▶ Exercise:
Set down the data below without change, skipping the pictures it holds.
··········
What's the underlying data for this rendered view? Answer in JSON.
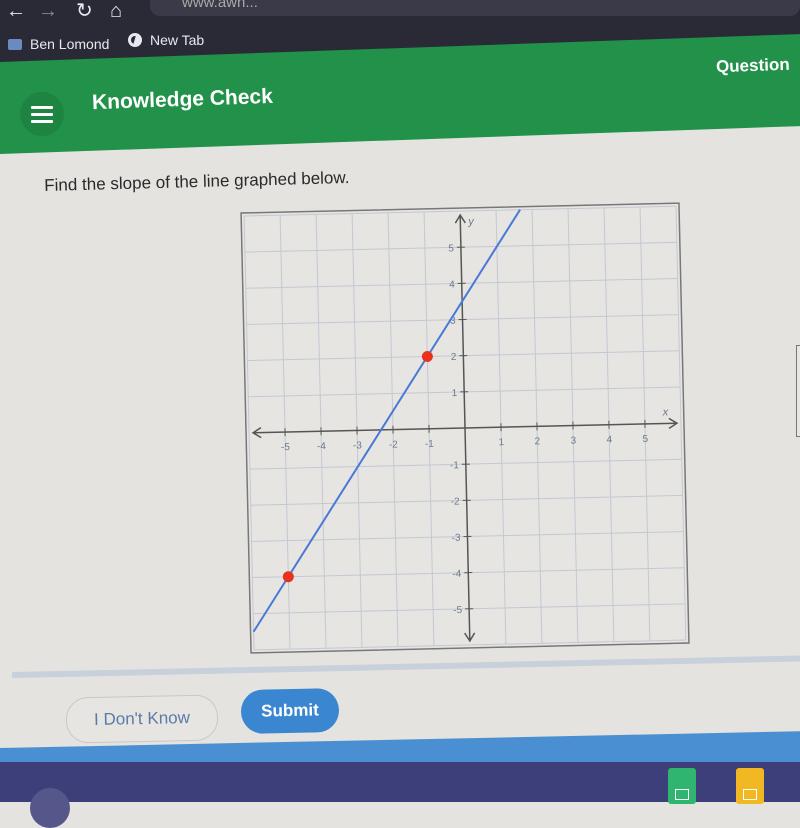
{
  "browser": {
    "url_partial": "www.awh...",
    "bookmarks": [
      {
        "label": "Ben Lomond",
        "icon": "folder-icon"
      },
      {
        "label": "New Tab",
        "icon": "globe-icon"
      }
    ],
    "nav_icons": [
      "back-arrow-icon",
      "forward-arrow-icon",
      "reload-icon",
      "home-icon"
    ],
    "glyphs": {
      "back": "←",
      "forward": "→",
      "reload": "↻",
      "home": "⌂"
    }
  },
  "header": {
    "title": "Knowledge Check",
    "question_label": "Question",
    "accent_color": "#22914a"
  },
  "question": {
    "prompt": "Find the slope of the line graphed below."
  },
  "chart_data": {
    "type": "line",
    "title": "",
    "xlabel": "x",
    "ylabel": "y",
    "xlim": [
      -6,
      6
    ],
    "ylim": [
      -6,
      6
    ],
    "grid": true,
    "x_ticks": [
      -5,
      -4,
      -3,
      -2,
      -1,
      1,
      2,
      3,
      4,
      5
    ],
    "y_ticks": [
      -5,
      -4,
      -3,
      -2,
      -1,
      1,
      2,
      3,
      4,
      5
    ],
    "series": [
      {
        "name": "line",
        "slope": 1.5,
        "intercept": 3.5,
        "color": "#4a78d8"
      }
    ],
    "points": [
      {
        "x": -1,
        "y": 2,
        "color": "#e8321e"
      },
      {
        "x": -5,
        "y": -4,
        "color": "#e8321e"
      }
    ]
  },
  "actions": {
    "dont_know_label": "I Don't Know",
    "submit_label": "Submit",
    "submit_color": "#3b86d0"
  },
  "taskbar": {
    "apps": [
      {
        "name": "sheets",
        "color": "#2fb56f"
      },
      {
        "name": "slides",
        "color": "#f2b824"
      }
    ]
  }
}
··········
▶ Answer for the task:
What's the underlying data for this rendered view? Answer in JSON.
{
  "browser": {
    "url_partial": "www.awh...",
    "bookmarks": [
      {
        "label": "Ben Lomond",
        "icon": "folder-icon"
      },
      {
        "label": "New Tab",
        "icon": "globe-icon"
      }
    ],
    "nav_icons": [
      "back-arrow-icon",
      "forward-arrow-icon",
      "reload-icon",
      "home-icon"
    ],
    "glyphs": {
      "back": "←",
      "forward": "→",
      "reload": "↻",
      "home": "⌂"
    }
  },
  "header": {
    "title": "Knowledge Check",
    "question_label": "Question",
    "accent_color": "#22914a"
  },
  "question": {
    "prompt": "Find the slope of the line graphed below."
  },
  "chart_data": {
    "type": "line",
    "title": "",
    "xlabel": "x",
    "ylabel": "y",
    "xlim": [
      -6,
      6
    ],
    "ylim": [
      -6,
      6
    ],
    "grid": true,
    "x_ticks": [
      -5,
      -4,
      -3,
      -2,
      -1,
      1,
      2,
      3,
      4,
      5
    ],
    "y_ticks": [
      -5,
      -4,
      -3,
      -2,
      -1,
      1,
      2,
      3,
      4,
      5
    ],
    "series": [
      {
        "name": "line",
        "slope": 1.5,
        "intercept": 3.5,
        "color": "#4a78d8"
      }
    ],
    "points": [
      {
        "x": -1,
        "y": 2,
        "color": "#e8321e"
      },
      {
        "x": -5,
        "y": -4,
        "color": "#e8321e"
      }
    ]
  },
  "actions": {
    "dont_know_label": "I Don't Know",
    "submit_label": "Submit",
    "submit_color": "#3b86d0"
  },
  "taskbar": {
    "apps": [
      {
        "name": "sheets",
        "color": "#2fb56f"
      },
      {
        "name": "slides",
        "color": "#f2b824"
      }
    ]
  }
}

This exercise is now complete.